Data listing
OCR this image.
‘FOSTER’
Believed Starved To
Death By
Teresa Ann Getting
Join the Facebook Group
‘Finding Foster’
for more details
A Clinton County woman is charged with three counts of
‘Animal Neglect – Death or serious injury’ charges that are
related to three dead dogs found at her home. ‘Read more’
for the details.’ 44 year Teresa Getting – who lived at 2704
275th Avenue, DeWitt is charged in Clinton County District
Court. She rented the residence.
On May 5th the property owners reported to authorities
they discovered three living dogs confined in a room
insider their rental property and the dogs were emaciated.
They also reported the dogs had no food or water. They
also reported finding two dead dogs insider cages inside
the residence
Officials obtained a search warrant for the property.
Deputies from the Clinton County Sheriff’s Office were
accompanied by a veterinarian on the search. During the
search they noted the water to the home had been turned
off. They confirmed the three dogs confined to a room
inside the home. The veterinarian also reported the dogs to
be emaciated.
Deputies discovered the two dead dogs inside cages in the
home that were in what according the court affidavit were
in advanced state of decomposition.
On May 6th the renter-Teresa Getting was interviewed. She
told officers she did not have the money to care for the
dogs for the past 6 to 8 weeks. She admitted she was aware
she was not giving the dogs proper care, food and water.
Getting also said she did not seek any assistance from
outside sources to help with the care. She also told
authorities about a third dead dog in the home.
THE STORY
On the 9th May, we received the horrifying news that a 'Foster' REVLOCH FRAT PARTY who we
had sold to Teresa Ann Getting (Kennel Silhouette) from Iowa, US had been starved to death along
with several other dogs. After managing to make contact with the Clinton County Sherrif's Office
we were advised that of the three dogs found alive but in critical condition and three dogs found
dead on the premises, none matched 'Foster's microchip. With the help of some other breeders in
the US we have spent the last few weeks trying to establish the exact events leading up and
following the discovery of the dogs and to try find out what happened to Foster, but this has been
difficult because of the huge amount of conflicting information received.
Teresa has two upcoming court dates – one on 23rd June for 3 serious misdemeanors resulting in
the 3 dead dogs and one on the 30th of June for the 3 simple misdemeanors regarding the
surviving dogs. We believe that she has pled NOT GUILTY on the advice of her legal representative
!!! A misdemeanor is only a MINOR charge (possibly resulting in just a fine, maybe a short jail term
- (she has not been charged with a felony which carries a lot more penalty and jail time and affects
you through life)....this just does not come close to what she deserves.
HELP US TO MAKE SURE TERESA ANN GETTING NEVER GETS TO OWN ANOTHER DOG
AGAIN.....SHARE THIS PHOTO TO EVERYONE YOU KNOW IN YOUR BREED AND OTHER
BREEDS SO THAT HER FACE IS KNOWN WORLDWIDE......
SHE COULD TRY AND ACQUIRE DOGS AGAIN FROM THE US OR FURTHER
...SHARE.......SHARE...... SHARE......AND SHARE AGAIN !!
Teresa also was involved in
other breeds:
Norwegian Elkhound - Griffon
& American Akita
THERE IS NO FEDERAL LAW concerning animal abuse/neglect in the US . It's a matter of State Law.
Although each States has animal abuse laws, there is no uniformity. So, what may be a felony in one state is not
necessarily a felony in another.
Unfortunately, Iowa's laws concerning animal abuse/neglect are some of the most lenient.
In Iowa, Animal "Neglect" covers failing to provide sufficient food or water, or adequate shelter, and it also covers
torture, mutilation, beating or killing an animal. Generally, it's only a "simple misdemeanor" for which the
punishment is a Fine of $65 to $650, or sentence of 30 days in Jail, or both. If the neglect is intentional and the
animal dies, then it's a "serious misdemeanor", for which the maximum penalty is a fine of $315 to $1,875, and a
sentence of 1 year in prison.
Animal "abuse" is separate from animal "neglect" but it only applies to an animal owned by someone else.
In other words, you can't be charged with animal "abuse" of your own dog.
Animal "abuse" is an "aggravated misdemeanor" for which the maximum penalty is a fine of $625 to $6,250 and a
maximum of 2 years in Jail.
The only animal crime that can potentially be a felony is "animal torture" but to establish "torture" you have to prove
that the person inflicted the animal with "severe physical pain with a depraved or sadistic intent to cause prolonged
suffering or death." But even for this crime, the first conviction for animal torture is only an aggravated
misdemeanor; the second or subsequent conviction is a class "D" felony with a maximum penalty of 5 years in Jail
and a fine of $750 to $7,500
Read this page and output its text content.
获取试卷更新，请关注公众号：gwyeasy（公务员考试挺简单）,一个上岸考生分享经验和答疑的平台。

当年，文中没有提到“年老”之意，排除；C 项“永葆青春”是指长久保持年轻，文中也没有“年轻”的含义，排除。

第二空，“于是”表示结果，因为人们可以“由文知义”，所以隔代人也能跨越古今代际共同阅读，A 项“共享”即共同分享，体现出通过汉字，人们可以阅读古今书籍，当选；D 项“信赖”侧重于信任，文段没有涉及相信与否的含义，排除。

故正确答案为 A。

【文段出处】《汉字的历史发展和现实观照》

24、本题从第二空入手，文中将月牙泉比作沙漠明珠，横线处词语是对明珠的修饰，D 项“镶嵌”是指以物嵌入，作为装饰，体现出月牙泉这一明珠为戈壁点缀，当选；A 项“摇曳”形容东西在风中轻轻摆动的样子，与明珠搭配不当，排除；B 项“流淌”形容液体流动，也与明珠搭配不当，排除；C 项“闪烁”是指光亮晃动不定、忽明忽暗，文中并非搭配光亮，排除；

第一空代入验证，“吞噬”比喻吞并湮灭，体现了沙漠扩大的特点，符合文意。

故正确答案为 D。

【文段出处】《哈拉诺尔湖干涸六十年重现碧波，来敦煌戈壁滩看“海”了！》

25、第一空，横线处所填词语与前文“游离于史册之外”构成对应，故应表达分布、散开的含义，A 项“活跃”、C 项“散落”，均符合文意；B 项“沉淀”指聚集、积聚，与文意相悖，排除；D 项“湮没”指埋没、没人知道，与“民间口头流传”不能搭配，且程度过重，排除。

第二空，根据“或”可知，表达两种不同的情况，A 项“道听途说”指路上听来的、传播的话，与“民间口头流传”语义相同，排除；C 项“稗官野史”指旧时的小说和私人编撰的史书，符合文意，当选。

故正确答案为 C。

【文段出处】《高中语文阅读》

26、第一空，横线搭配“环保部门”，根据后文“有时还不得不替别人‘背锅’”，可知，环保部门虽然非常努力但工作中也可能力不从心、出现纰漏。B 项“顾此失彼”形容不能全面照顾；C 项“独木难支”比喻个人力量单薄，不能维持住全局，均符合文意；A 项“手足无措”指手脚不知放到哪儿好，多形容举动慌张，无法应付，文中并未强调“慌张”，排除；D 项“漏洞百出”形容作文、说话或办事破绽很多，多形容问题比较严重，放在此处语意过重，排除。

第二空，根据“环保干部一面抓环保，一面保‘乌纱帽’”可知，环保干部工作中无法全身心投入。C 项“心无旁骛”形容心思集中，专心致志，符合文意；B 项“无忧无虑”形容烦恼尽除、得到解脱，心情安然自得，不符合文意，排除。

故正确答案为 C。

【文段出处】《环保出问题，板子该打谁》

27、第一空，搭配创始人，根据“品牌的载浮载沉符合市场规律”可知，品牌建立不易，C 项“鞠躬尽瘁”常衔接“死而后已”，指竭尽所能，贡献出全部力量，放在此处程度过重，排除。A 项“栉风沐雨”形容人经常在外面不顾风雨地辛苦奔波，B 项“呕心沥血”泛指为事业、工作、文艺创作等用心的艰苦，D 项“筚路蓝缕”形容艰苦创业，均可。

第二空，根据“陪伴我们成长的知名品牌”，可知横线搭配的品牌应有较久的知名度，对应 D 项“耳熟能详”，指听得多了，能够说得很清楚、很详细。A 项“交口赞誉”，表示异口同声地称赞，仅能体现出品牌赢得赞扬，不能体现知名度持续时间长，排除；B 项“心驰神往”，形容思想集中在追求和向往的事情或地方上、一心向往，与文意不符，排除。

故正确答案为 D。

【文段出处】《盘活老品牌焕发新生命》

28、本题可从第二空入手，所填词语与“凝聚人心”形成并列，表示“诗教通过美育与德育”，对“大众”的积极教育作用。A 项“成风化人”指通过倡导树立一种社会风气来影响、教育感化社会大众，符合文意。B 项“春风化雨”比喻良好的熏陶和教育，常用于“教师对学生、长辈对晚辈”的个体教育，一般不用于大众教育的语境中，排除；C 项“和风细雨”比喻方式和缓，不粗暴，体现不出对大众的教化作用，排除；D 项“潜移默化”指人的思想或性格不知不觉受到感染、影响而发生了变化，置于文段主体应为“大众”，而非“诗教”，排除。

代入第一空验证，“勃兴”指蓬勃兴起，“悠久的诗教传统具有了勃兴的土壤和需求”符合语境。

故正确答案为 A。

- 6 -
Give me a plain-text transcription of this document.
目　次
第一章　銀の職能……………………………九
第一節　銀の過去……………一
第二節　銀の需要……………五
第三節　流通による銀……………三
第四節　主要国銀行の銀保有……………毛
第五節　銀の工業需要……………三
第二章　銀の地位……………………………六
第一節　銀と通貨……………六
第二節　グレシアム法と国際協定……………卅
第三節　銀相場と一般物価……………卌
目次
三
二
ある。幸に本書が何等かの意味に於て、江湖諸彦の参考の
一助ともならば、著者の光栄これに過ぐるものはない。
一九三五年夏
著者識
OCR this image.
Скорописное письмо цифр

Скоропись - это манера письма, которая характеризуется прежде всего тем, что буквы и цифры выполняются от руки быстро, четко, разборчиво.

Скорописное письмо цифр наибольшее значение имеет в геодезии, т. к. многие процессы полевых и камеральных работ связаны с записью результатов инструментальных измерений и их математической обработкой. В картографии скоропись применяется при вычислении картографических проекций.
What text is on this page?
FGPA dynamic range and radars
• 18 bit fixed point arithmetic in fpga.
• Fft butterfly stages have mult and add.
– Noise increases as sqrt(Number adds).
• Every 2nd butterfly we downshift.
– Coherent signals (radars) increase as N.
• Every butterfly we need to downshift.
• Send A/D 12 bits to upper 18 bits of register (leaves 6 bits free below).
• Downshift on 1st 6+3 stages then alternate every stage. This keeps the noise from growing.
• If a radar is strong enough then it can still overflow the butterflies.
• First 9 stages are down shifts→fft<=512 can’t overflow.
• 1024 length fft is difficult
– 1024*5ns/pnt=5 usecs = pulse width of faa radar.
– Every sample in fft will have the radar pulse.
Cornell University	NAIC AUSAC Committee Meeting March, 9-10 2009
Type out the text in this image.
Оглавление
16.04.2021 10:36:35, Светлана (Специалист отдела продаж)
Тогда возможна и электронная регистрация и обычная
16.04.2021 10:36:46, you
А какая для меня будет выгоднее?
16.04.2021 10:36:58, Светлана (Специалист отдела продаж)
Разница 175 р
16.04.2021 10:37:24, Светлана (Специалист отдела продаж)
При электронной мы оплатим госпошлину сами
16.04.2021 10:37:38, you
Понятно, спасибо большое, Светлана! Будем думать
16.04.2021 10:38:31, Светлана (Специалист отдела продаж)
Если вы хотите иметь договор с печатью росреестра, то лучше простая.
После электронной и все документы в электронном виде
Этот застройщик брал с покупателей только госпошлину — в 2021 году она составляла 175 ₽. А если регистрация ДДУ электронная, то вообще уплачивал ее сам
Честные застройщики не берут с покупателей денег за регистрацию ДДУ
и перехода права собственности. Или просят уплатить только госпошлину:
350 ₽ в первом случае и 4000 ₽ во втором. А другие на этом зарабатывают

■ What to do
Copy every line of the listing containing the string "found".

■ Task solution
related to three dead dogs found at her home. ‘Read more’
we were advised that of the three dogs found alive but in critical condition and three dogs found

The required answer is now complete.